_GIVEN TASK_:
Return the listing below verbatim. Pictures do not belong in the copy.

━━━━━━━━

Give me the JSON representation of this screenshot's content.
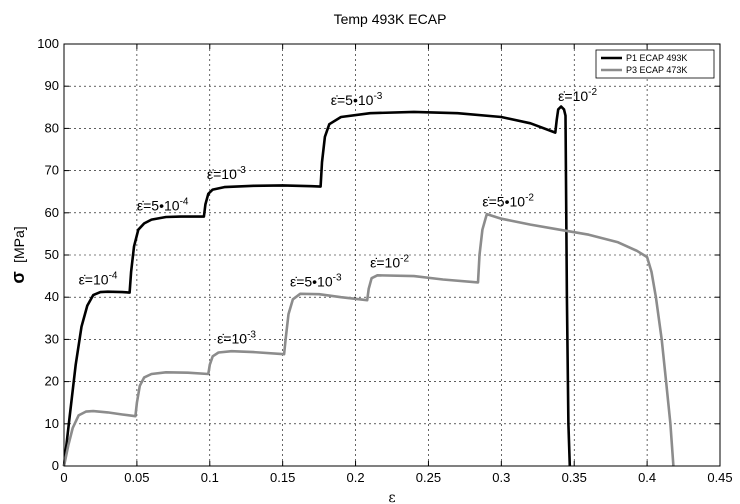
{
  "chart_data": {
    "type": "line",
    "title": "Temp 493K ECAP",
    "xlabel": "ε",
    "ylabel_symbol": "σ",
    "ylabel_unit": "[MPa]",
    "xlim": [
      0,
      0.45
    ],
    "ylim": [
      0,
      100
    ],
    "xticks": [
      "0",
      "0.05",
      "0.1",
      "0.15",
      "0.2",
      "0.25",
      "0.3",
      "0.35",
      "0.4",
      "0.45"
    ],
    "yticks": [
      "0",
      "10",
      "20",
      "30",
      "40",
      "50",
      "60",
      "70",
      "80",
      "90",
      "100"
    ],
    "grid": true,
    "legend_position": "top-right",
    "series": [
      {
        "name": "P1 ECAP 493K",
        "color": "#000000",
        "points": [
          [
            0,
            0
          ],
          [
            0.004,
            12
          ],
          [
            0.008,
            24
          ],
          [
            0.012,
            33
          ],
          [
            0.016,
            38
          ],
          [
            0.02,
            40.5
          ],
          [
            0.025,
            41.2
          ],
          [
            0.03,
            41.3
          ],
          [
            0.04,
            41.2
          ],
          [
            0.045,
            41.1
          ],
          [
            0.046,
            46
          ],
          [
            0.048,
            52
          ],
          [
            0.051,
            56
          ],
          [
            0.055,
            57.5
          ],
          [
            0.06,
            58.4
          ],
          [
            0.07,
            59
          ],
          [
            0.08,
            59.1
          ],
          [
            0.09,
            59.1
          ],
          [
            0.096,
            59.1
          ],
          [
            0.097,
            62
          ],
          [
            0.099,
            64.5
          ],
          [
            0.102,
            65.5
          ],
          [
            0.11,
            66.1
          ],
          [
            0.13,
            66.4
          ],
          [
            0.15,
            66.5
          ],
          [
            0.17,
            66.3
          ],
          [
            0.176,
            66.2
          ],
          [
            0.177,
            72
          ],
          [
            0.179,
            78
          ],
          [
            0.182,
            81
          ],
          [
            0.19,
            82.7
          ],
          [
            0.21,
            83.6
          ],
          [
            0.24,
            83.9
          ],
          [
            0.27,
            83.6
          ],
          [
            0.3,
            82.7
          ],
          [
            0.32,
            81.2
          ],
          [
            0.337,
            79
          ],
          [
            0.338,
            82
          ],
          [
            0.339,
            84.5
          ],
          [
            0.341,
            85.2
          ],
          [
            0.343,
            84.5
          ],
          [
            0.344,
            83
          ],
          [
            0.345,
            40
          ],
          [
            0.346,
            10
          ],
          [
            0.347,
            0
          ]
        ]
      },
      {
        "name": "P3 ECAP 473K",
        "color": "#8c8c8c",
        "points": [
          [
            0,
            0
          ],
          [
            0.003,
            5
          ],
          [
            0.006,
            9
          ],
          [
            0.01,
            12
          ],
          [
            0.015,
            12.9
          ],
          [
            0.02,
            13
          ],
          [
            0.03,
            12.7
          ],
          [
            0.04,
            12.2
          ],
          [
            0.049,
            11.8
          ],
          [
            0.05,
            15
          ],
          [
            0.052,
            19
          ],
          [
            0.055,
            21
          ],
          [
            0.06,
            21.8
          ],
          [
            0.07,
            22.2
          ],
          [
            0.085,
            22.1
          ],
          [
            0.099,
            21.8
          ],
          [
            0.1,
            24
          ],
          [
            0.102,
            26
          ],
          [
            0.106,
            26.9
          ],
          [
            0.115,
            27.2
          ],
          [
            0.13,
            27
          ],
          [
            0.151,
            26.5
          ],
          [
            0.152,
            30
          ],
          [
            0.154,
            36
          ],
          [
            0.157,
            39.5
          ],
          [
            0.162,
            40.8
          ],
          [
            0.175,
            40.7
          ],
          [
            0.19,
            40
          ],
          [
            0.208,
            39.3
          ],
          [
            0.209,
            42
          ],
          [
            0.211,
            44.5
          ],
          [
            0.215,
            45.2
          ],
          [
            0.24,
            45
          ],
          [
            0.26,
            44.2
          ],
          [
            0.284,
            43.5
          ],
          [
            0.285,
            50
          ],
          [
            0.287,
            56
          ],
          [
            0.29,
            59.7
          ],
          [
            0.3,
            58.6
          ],
          [
            0.32,
            57.2
          ],
          [
            0.34,
            56
          ],
          [
            0.36,
            54.8
          ],
          [
            0.38,
            53
          ],
          [
            0.393,
            51
          ],
          [
            0.4,
            49.5
          ],
          [
            0.403,
            46
          ],
          [
            0.406,
            40
          ],
          [
            0.41,
            30
          ],
          [
            0.413,
            20
          ],
          [
            0.416,
            10
          ],
          [
            0.418,
            0
          ]
        ]
      }
    ],
    "annotations": [
      {
        "base": "ε̇=10",
        "exp": "-4",
        "x": 0.01,
        "y": 43
      },
      {
        "base": "ε̇=5•10",
        "exp": "-4",
        "x": 0.05,
        "y": 60.5
      },
      {
        "base": "ε̇=10",
        "exp": "-3",
        "x": 0.098,
        "y": 68
      },
      {
        "base": "ε̇=5•10",
        "exp": "-3",
        "x": 0.183,
        "y": 85.5
      },
      {
        "base": "ε̇=10",
        "exp": "-2",
        "x": 0.339,
        "y": 86.5
      },
      {
        "base": "ε̇=10",
        "exp": "-3",
        "x": 0.105,
        "y": 29
      },
      {
        "base": "ε̇=5•10",
        "exp": "-3",
        "x": 0.155,
        "y": 42.5
      },
      {
        "base": "ε̇=10",
        "exp": "-2",
        "x": 0.21,
        "y": 47
      },
      {
        "base": "ε̇=5•10",
        "exp": "-2",
        "x": 0.287,
        "y": 61.5
      }
    ]
  }
}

━━━━━━━━

_FINAL RESULT_:
Give me the JSON representation of this screenshot's content.
{
  "chart_data": {
    "type": "line",
    "title": "Temp 493K ECAP",
    "xlabel": "ε",
    "ylabel_symbol": "σ",
    "ylabel_unit": "[MPa]",
    "xlim": [
      0,
      0.45
    ],
    "ylim": [
      0,
      100
    ],
    "xticks": [
      "0",
      "0.05",
      "0.1",
      "0.15",
      "0.2",
      "0.25",
      "0.3",
      "0.35",
      "0.4",
      "0.45"
    ],
    "yticks": [
      "0",
      "10",
      "20",
      "30",
      "40",
      "50",
      "60",
      "70",
      "80",
      "90",
      "100"
    ],
    "grid": true,
    "legend_position": "top-right",
    "series": [
      {
        "name": "P1 ECAP 493K",
        "color": "#000000",
        "points": [
          [
            0,
            0
          ],
          [
            0.004,
            12
          ],
          [
            0.008,
            24
          ],
          [
            0.012,
            33
          ],
          [
            0.016,
            38
          ],
          [
            0.02,
            40.5
          ],
          [
            0.025,
            41.2
          ],
          [
            0.03,
            41.3
          ],
          [
            0.04,
            41.2
          ],
          [
            0.045,
            41.1
          ],
          [
            0.046,
            46
          ],
          [
            0.048,
            52
          ],
          [
            0.051,
            56
          ],
          [
            0.055,
            57.5
          ],
          [
            0.06,
            58.4
          ],
          [
            0.07,
            59
          ],
          [
            0.08,
            59.1
          ],
          [
            0.09,
            59.1
          ],
          [
            0.096,
            59.1
          ],
          [
            0.097,
            62
          ],
          [
            0.099,
            64.5
          ],
          [
            0.102,
            65.5
          ],
          [
            0.11,
            66.1
          ],
          [
            0.13,
            66.4
          ],
          [
            0.15,
            66.5
          ],
          [
            0.17,
            66.3
          ],
          [
            0.176,
            66.2
          ],
          [
            0.177,
            72
          ],
          [
            0.179,
            78
          ],
          [
            0.182,
            81
          ],
          [
            0.19,
            82.7
          ],
          [
            0.21,
            83.6
          ],
          [
            0.24,
            83.9
          ],
          [
            0.27,
            83.6
          ],
          [
            0.3,
            82.7
          ],
          [
            0.32,
            81.2
          ],
          [
            0.337,
            79
          ],
          [
            0.338,
            82
          ],
          [
            0.339,
            84.5
          ],
          [
            0.341,
            85.2
          ],
          [
            0.343,
            84.5
          ],
          [
            0.344,
            83
          ],
          [
            0.345,
            40
          ],
          [
            0.346,
            10
          ],
          [
            0.347,
            0
          ]
        ]
      },
      {
        "name": "P3 ECAP 473K",
        "color": "#8c8c8c",
        "points": [
          [
            0,
            0
          ],
          [
            0.003,
            5
          ],
          [
            0.006,
            9
          ],
          [
            0.01,
            12
          ],
          [
            0.015,
            12.9
          ],
          [
            0.02,
            13
          ],
          [
            0.03,
            12.7
          ],
          [
            0.04,
            12.2
          ],
          [
            0.049,
            11.8
          ],
          [
            0.05,
            15
          ],
          [
            0.052,
            19
          ],
          [
            0.055,
            21
          ],
          [
            0.06,
            21.8
          ],
          [
            0.07,
            22.2
          ],
          [
            0.085,
            22.1
          ],
          [
            0.099,
            21.8
          ],
          [
            0.1,
            24
          ],
          [
            0.102,
            26
          ],
          [
            0.106,
            26.9
          ],
          [
            0.115,
            27.2
          ],
          [
            0.13,
            27
          ],
          [
            0.151,
            26.5
          ],
          [
            0.152,
            30
          ],
          [
            0.154,
            36
          ],
          [
            0.157,
            39.5
          ],
          [
            0.162,
            40.8
          ],
          [
            0.175,
            40.7
          ],
          [
            0.19,
            40
          ],
          [
            0.208,
            39.3
          ],
          [
            0.209,
            42
          ],
          [
            0.211,
            44.5
          ],
          [
            0.215,
            45.2
          ],
          [
            0.24,
            45
          ],
          [
            0.26,
            44.2
          ],
          [
            0.284,
            43.5
          ],
          [
            0.285,
            50
          ],
          [
            0.287,
            56
          ],
          [
            0.29,
            59.7
          ],
          [
            0.3,
            58.6
          ],
          [
            0.32,
            57.2
          ],
          [
            0.34,
            56
          ],
          [
            0.36,
            54.8
          ],
          [
            0.38,
            53
          ],
          [
            0.393,
            51
          ],
          [
            0.4,
            49.5
          ],
          [
            0.403,
            46
          ],
          [
            0.406,
            40
          ],
          [
            0.41,
            30
          ],
          [
            0.413,
            20
          ],
          [
            0.416,
            10
          ],
          [
            0.418,
            0
          ]
        ]
      }
    ],
    "annotations": [
      {
        "base": "ε̇=10",
        "exp": "-4",
        "x": 0.01,
        "y": 43
      },
      {
        "base": "ε̇=5•10",
        "exp": "-4",
        "x": 0.05,
        "y": 60.5
      },
      {
        "base": "ε̇=10",
        "exp": "-3",
        "x": 0.098,
        "y": 68
      },
      {
        "base": "ε̇=5•10",
        "exp": "-3",
        "x": 0.183,
        "y": 85.5
      },
      {
        "base": "ε̇=10",
        "exp": "-2",
        "x": 0.339,
        "y": 86.5
      },
      {
        "base": "ε̇=10",
        "exp": "-3",
        "x": 0.105,
        "y": 29
      },
      {
        "base": "ε̇=5•10",
        "exp": "-3",
        "x": 0.155,
        "y": 42.5
      },
      {
        "base": "ε̇=10",
        "exp": "-2",
        "x": 0.21,
        "y": 47
      },
      {
        "base": "ε̇=5•10",
        "exp": "-2",
        "x": 0.287,
        "y": 61.5
      }
    ]
  }
}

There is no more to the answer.